[WORK TO BE COMPLETED] Retype the data that follows line by line, exactly, and leave its pictures out.
=======
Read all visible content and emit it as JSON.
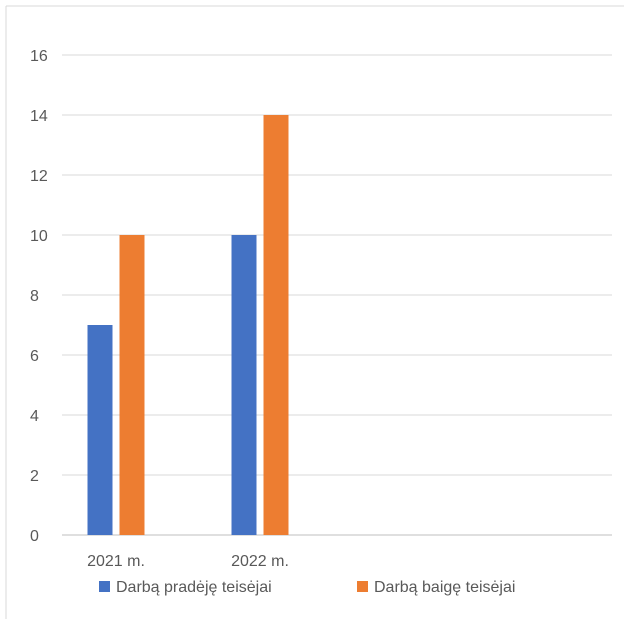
{
  "chart_data": {
    "type": "bar",
    "categories": [
      "2021 m.",
      "2022 m."
    ],
    "series": [
      {
        "name": "Darbą pradėję teisėjai",
        "values": [
          7,
          10
        ],
        "color": "#4472C4"
      },
      {
        "name": "Darbą baigę teisėjai",
        "values": [
          10,
          14
        ],
        "color": "#ED7D31"
      }
    ],
    "yticks": [
      "0",
      "2",
      "4",
      "6",
      "8",
      "10",
      "12",
      "14",
      "16"
    ],
    "ylim": [
      0,
      17
    ],
    "grid": true,
    "legend_position": "bottom",
    "title": "",
    "xlabel": "",
    "ylabel": ""
  }
}
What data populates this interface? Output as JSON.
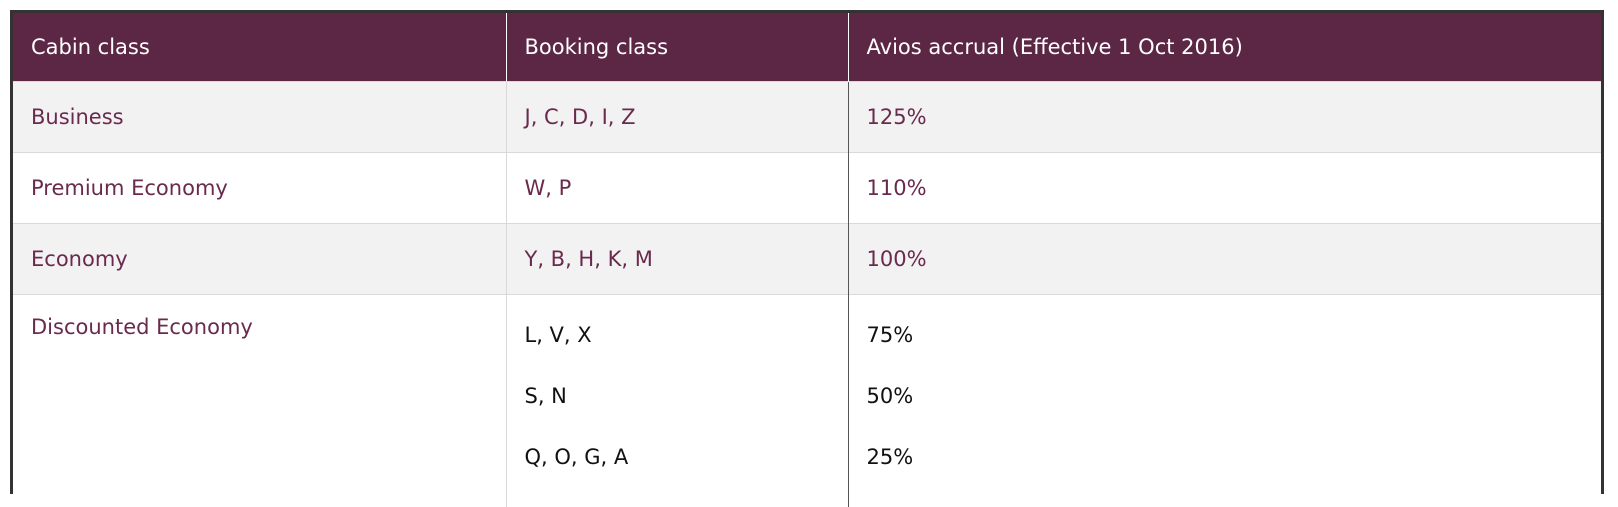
{
  "headers": {
    "cabin": "Cabin class",
    "booking": "Booking class",
    "accrual": "Avios accrual (Effective 1 Oct 2016)"
  },
  "rows": [
    {
      "cabin": "Business",
      "booking": "J, C, D, I, Z",
      "accrual": "125%"
    },
    {
      "cabin": "Premium Economy",
      "booking": "W, P",
      "accrual": "110%"
    },
    {
      "cabin": "Economy",
      "booking": "Y, B, H, K, M",
      "accrual": "100%"
    },
    {
      "cabin": "Discounted Economy",
      "subrows": [
        {
          "booking": "L, V, X",
          "accrual": "75%"
        },
        {
          "booking": "S, N",
          "accrual": "50%"
        },
        {
          "booking": "Q, O, G, A",
          "accrual": "25%"
        }
      ]
    }
  ],
  "colors": {
    "header_bg": "#5c2645",
    "header_text": "#ffffff",
    "row_text": "#6a2a4e",
    "shaded_row_bg": "#f2f2f2",
    "plain_row_bg": "#ffffff",
    "subrow_text": "#111111"
  }
}
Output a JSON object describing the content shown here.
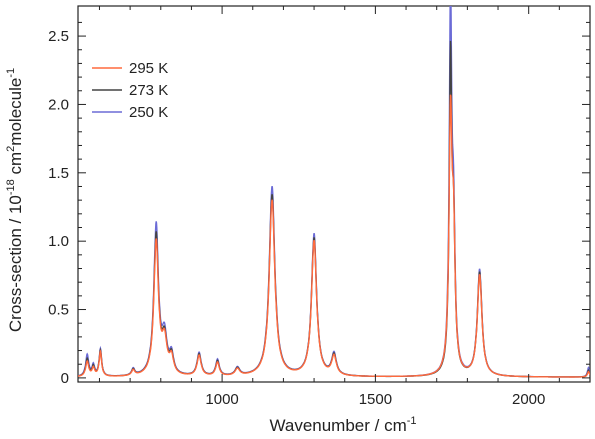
{
  "chart_data": {
    "type": "line",
    "title": "",
    "xlabel": {
      "main": "Wavenumber / cm",
      "sup": "-1"
    },
    "ylabel": {
      "parts": [
        {
          "t": "Cross-section / 10",
          "s": false
        },
        {
          "t": "-18",
          "s": true
        },
        {
          "t": " cm",
          "s": false
        },
        {
          "t": "2",
          "s": true
        },
        {
          "t": "molecule",
          "s": false
        },
        {
          "t": "-1",
          "s": true
        }
      ]
    },
    "xlim": [
      530,
      2200
    ],
    "ylim": [
      -0.03,
      2.72
    ],
    "x_ticks": [
      1000,
      1500,
      2000
    ],
    "x_tick_labels": [
      "1000",
      "1500",
      "2000"
    ],
    "y_ticks": [
      0,
      0.5,
      1.0,
      1.5,
      2.0,
      2.5
    ],
    "y_tick_labels": [
      "0",
      "0.5",
      "1.0",
      "1.5",
      "2.0",
      "2.5"
    ],
    "grid": false,
    "legend_position": "top-left",
    "series": [
      {
        "name": "295 K",
        "color": "#ff6a3d",
        "peaks": [
          [
            560,
            0.11,
            6
          ],
          [
            580,
            0.06,
            5
          ],
          [
            603,
            0.18,
            5
          ],
          [
            710,
            0.04,
            6
          ],
          [
            785,
            0.98,
            9
          ],
          [
            812,
            0.24,
            10
          ],
          [
            835,
            0.12,
            8
          ],
          [
            925,
            0.15,
            8
          ],
          [
            985,
            0.1,
            7
          ],
          [
            1050,
            0.05,
            9
          ],
          [
            1163,
            1.29,
            11
          ],
          [
            1300,
            0.99,
            10
          ],
          [
            1365,
            0.14,
            9
          ],
          [
            1745,
            1.82,
            6
          ],
          [
            1755,
            0.9,
            6
          ],
          [
            1840,
            0.74,
            9
          ],
          [
            2195,
            0.04,
            4
          ]
        ]
      },
      {
        "name": "273 K",
        "color": "#444444",
        "peaks": [
          [
            560,
            0.13,
            6
          ],
          [
            580,
            0.07,
            5
          ],
          [
            603,
            0.19,
            5
          ],
          [
            710,
            0.045,
            6
          ],
          [
            785,
            1.03,
            9
          ],
          [
            812,
            0.25,
            10
          ],
          [
            835,
            0.13,
            8
          ],
          [
            925,
            0.16,
            8
          ],
          [
            985,
            0.11,
            7
          ],
          [
            1050,
            0.055,
            9
          ],
          [
            1163,
            1.33,
            11
          ],
          [
            1300,
            1.01,
            10
          ],
          [
            1365,
            0.15,
            9
          ],
          [
            1745,
            2.2,
            5
          ],
          [
            1755,
            0.95,
            6
          ],
          [
            1840,
            0.76,
            9
          ],
          [
            2195,
            0.05,
            4
          ]
        ]
      },
      {
        "name": "250 K",
        "color": "#6b6bd6",
        "peaks": [
          [
            560,
            0.16,
            6
          ],
          [
            580,
            0.08,
            5
          ],
          [
            603,
            0.2,
            5
          ],
          [
            710,
            0.05,
            6
          ],
          [
            785,
            1.1,
            9
          ],
          [
            812,
            0.27,
            10
          ],
          [
            835,
            0.14,
            8
          ],
          [
            925,
            0.17,
            8
          ],
          [
            985,
            0.12,
            7
          ],
          [
            1050,
            0.06,
            9
          ],
          [
            1163,
            1.39,
            11
          ],
          [
            1300,
            1.04,
            10
          ],
          [
            1365,
            0.16,
            9
          ],
          [
            1745,
            2.65,
            5
          ],
          [
            1755,
            1.0,
            6
          ],
          [
            1840,
            0.78,
            9
          ],
          [
            2195,
            0.07,
            4
          ]
        ]
      }
    ]
  }
}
=======
[TASK RESULT]
Read all visible content and emit it as JSON.
{
  "chart_data": {
    "type": "bar",
    "categories": [
      "2021 m.",
      "2022 m."
    ],
    "series": [
      {
        "name": "Darbą pradėję teisėjai",
        "values": [
          7,
          10
        ],
        "color": "#4472C4"
      },
      {
        "name": "Darbą baigę teisėjai",
        "values": [
          10,
          14
        ],
        "color": "#ED7D31"
      }
    ],
    "yticks": [
      "0",
      "2",
      "4",
      "6",
      "8",
      "10",
      "12",
      "14",
      "16"
    ],
    "ylim": [
      0,
      17
    ],
    "grid": true,
    "legend_position": "bottom",
    "title": "",
    "xlabel": "",
    "ylabel": ""
  }
}
What data populates this interface? Output as JSON.
{
  "headers": {
    "cabin": "Cabin class",
    "booking": "Booking class",
    "accrual": "Avios accrual (Effective 1 Oct 2016)"
  },
  "rows": [
    {
      "cabin": "Business",
      "booking": "J, C, D, I, Z",
      "accrual": "125%"
    },
    {
      "cabin": "Premium Economy",
      "booking": "W, P",
      "accrual": "110%"
    },
    {
      "cabin": "Economy",
      "booking": "Y, B, H, K, M",
      "accrual": "100%"
    },
    {
      "cabin": "Discounted Economy",
      "subrows": [
        {
          "booking": "L, V, X",
          "accrual": "75%"
        },
        {
          "booking": "S, N",
          "accrual": "50%"
        },
        {
          "booking": "Q, O, G, A",
          "accrual": "25%"
        }
      ]
    }
  ],
  "colors": {
    "header_bg": "#5c2645",
    "header_text": "#ffffff",
    "row_text": "#6a2a4e",
    "shaded_row_bg": "#f2f2f2",
    "plain_row_bg": "#ffffff",
    "subrow_text": "#111111"
  }
}
Output a JSON object describing the content shown here.
{
  "chart_data": {
    "type": "line",
    "title": "",
    "xlabel": {
      "main": "Wavenumber / cm",
      "sup": "-1"
    },
    "ylabel": {
      "parts": [
        {
          "t": "Cross-section / 10",
          "s": false
        },
        {
          "t": "-18",
          "s": true
        },
        {
          "t": " cm",
          "s": false
        },
        {
          "t": "2",
          "s": true
        },
        {
          "t": "molecule",
          "s": false
        },
        {
          "t": "-1",
          "s": true
        }
      ]
    },
    "xlim": [
      530,
      2200
    ],
    "ylim": [
      -0.03,
      2.72
    ],
    "x_ticks": [
      1000,
      1500,
      2000
    ],
    "x_tick_labels": [
      "1000",
      "1500",
      "2000"
    ],
    "y_ticks": [
      0,
      0.5,
      1.0,
      1.5,
      2.0,
      2.5
    ],
    "y_tick_labels": [
      "0",
      "0.5",
      "1.0",
      "1.5",
      "2.0",
      "2.5"
    ],
    "grid": false,
    "legend_position": "top-left",
    "series": [
      {
        "name": "295 K",
        "color": "#ff6a3d",
        "peaks": [
          [
            560,
            0.11,
            6
          ],
          [
            580,
            0.06,
            5
          ],
          [
            603,
            0.18,
            5
          ],
          [
            710,
            0.04,
            6
          ],
          [
            785,
            0.98,
            9
          ],
          [
            812,
            0.24,
            10
          ],
          [
            835,
            0.12,
            8
          ],
          [
            925,
            0.15,
            8
          ],
          [
            985,
            0.1,
            7
          ],
          [
            1050,
            0.05,
            9
          ],
          [
            1163,
            1.29,
            11
          ],
          [
            1300,
            0.99,
            10
          ],
          [
            1365,
            0.14,
            9
          ],
          [
            1745,
            1.82,
            6
          ],
          [
            1755,
            0.9,
            6
          ],
          [
            1840,
            0.74,
            9
          ],
          [
            2195,
            0.04,
            4
          ]
        ]
      },
      {
        "name": "273 K",
        "color": "#444444",
        "peaks": [
          [
            560,
            0.13,
            6
          ],
          [
            580,
            0.07,
            5
          ],
          [
            603,
            0.19,
            5
          ],
          [
            710,
            0.045,
            6
          ],
          [
            785,
            1.03,
            9
          ],
          [
            812,
            0.25,
            10
          ],
          [
            835,
            0.13,
            8
          ],
          [
            925,
            0.16,
            8
          ],
          [
            985,
            0.11,
            7
          ],
          [
            1050,
            0.055,
            9
          ],
          [
            1163,
            1.33,
            11
          ],
          [
            1300,
            1.01,
            10
          ],
          [
            1365,
            0.15,
            9
          ],
          [
            1745,
            2.2,
            5
          ],
          [
            1755,
            0.95,
            6
          ],
          [
            1840,
            0.76,
            9
          ],
          [
            2195,
            0.05,
            4
          ]
        ]
      },
      {
        "name": "250 K",
        "color": "#6b6bd6",
        "peaks": [
          [
            560,
            0.16,
            6
          ],
          [
            580,
            0.08,
            5
          ],
          [
            603,
            0.2,
            5
          ],
          [
            710,
            0.05,
            6
          ],
          [
            785,
            1.1,
            9
          ],
          [
            812,
            0.27,
            10
          ],
          [
            835,
            0.14,
            8
          ],
          [
            925,
            0.17,
            8
          ],
          [
            985,
            0.12,
            7
          ],
          [
            1050,
            0.06,
            9
          ],
          [
            1163,
            1.39,
            11
          ],
          [
            1300,
            1.04,
            10
          ],
          [
            1365,
            0.16,
            9
          ],
          [
            1745,
            2.65,
            5
          ],
          [
            1755,
            1.0,
            6
          ],
          [
            1840,
            0.78,
            9
          ],
          [
            2195,
            0.07,
            4
          ]
        ]
      }
    ]
  }
}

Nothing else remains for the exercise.